# What you need to do
Using the article on the Wisconsin social distancing survey, answer the following:
1. How many Wisconsin residents responded to the survey?
2. Over what dates were the survey responses collected?
3. What position does Markus Brauer hold at UW–Madison?

# Extract provided

§

Survey: Many still find it hard to stay home during pandemic, worry about mental health during isolation
Most people are motivated to physically separate themselves from others to help stop the spread of coronavirus — according to more than 26,000 Wisconsin residents who responded to a survey in recent days — but obligations to work and family and mental health concerns make staying apart a challenge.
Results from the University of Wisconsin–Madison survey about social distancing and COVID-19, a disease caused by a novel coronavirus at the heart of a global pandemic, come from responses collected March 19 to March 22, 2020.
The researchers who designed and fielded the survey say its online distribution and (figurative) word-of-mouth marketing limited the sample to a group that is not representative of Wisconsin’s population. But the results are still useful, revealing, and in many cases, hopeful and uplifting. The work is guiding a new round of surveying aimed at testing specific messages designed to convince people of the importance of physical distancing, also referred to as social distancing, to manage the pandemic.
“The more people think that social distancing is effective, the more they do it. But even the people who told us they are not practicing distancing are convinced that it’s effective to keep the virus from spreading,” says Markus Brauer, a UW–Madison psychology professor and member of a large group of collaborators conducting the survey research. “So, if people aren’t distancing, it’s not because they think that the infection risk is low.”
That is, it’s not fear of being infected themselves that’s keeping people from social distancing. But a large majority of respondents who were not yet distancing much said they know at least one person who might suffer very serious consequences from COVID-19. Some people appear to be more vulnerable to the disease than others due to age and underlying health factors.
“They do think that caring for others is consistent with practicing social distancing,” Brauer says.
That helps researchers craft potential messages for public health agencies to send and possibly reach more people effectively.

§

Document structure recognition data:
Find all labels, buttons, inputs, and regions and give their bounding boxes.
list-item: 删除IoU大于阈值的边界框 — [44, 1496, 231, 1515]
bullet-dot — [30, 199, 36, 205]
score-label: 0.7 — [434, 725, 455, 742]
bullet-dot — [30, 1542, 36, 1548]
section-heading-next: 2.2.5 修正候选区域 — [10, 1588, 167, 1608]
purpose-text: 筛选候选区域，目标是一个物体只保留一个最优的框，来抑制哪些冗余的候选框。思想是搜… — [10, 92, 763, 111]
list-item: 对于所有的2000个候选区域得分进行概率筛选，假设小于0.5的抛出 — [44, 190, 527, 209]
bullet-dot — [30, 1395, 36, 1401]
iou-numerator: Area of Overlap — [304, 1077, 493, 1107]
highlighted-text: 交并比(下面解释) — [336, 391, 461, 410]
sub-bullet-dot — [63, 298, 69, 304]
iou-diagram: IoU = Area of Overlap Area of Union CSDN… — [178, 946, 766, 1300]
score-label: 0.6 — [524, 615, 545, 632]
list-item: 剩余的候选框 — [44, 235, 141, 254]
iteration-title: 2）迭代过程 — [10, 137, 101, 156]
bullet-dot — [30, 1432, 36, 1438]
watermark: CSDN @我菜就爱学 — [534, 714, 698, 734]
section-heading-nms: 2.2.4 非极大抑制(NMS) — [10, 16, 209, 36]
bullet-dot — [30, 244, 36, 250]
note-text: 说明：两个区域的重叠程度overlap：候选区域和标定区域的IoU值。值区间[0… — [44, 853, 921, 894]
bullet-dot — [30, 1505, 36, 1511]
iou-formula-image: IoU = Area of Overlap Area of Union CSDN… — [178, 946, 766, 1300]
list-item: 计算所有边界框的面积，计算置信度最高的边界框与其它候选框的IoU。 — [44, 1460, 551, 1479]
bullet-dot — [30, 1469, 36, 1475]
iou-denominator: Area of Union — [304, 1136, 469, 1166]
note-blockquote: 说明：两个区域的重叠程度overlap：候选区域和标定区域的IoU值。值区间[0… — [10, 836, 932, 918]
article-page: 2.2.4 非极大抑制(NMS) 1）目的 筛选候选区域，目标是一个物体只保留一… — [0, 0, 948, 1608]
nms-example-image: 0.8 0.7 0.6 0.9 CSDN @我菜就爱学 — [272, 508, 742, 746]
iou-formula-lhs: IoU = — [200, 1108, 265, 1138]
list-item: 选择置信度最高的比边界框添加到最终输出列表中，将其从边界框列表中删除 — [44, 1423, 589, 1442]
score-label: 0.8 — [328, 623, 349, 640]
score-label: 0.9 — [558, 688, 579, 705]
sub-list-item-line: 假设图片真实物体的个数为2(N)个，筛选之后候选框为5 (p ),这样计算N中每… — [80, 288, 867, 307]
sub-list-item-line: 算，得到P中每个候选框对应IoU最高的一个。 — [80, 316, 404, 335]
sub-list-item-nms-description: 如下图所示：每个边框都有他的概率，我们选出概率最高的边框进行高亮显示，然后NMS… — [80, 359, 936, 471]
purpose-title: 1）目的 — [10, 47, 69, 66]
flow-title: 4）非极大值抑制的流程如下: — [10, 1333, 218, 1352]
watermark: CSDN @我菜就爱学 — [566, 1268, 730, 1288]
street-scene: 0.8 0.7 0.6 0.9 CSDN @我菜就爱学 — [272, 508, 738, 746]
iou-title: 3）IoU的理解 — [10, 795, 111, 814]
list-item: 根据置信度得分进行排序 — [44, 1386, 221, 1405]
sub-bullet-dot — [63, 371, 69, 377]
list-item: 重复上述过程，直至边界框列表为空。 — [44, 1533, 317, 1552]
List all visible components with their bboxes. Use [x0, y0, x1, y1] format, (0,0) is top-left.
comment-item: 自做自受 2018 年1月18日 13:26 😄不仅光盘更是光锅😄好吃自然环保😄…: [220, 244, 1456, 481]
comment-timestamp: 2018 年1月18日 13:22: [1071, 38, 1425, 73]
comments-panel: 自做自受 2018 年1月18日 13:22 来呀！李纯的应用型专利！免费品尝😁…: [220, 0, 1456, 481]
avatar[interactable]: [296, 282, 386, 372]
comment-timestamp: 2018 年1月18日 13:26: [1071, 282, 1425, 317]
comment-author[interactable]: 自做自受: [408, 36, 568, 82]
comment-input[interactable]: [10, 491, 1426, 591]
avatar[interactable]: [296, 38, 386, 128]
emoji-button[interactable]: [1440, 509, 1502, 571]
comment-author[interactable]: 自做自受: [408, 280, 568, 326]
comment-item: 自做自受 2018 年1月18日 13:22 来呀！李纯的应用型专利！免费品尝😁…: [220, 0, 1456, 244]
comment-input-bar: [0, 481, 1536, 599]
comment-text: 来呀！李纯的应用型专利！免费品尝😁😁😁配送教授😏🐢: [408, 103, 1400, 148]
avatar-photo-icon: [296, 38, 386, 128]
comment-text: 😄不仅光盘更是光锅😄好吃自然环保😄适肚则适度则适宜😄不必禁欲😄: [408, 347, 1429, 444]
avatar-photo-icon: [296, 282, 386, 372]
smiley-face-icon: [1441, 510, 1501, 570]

§

# Task response
1. More than 26,000 Wisconsin residents responded.
2. The responses were collected from March 19 to March 22, 2020.
3. Markus Brauer is a psychology professor at UW–Madison.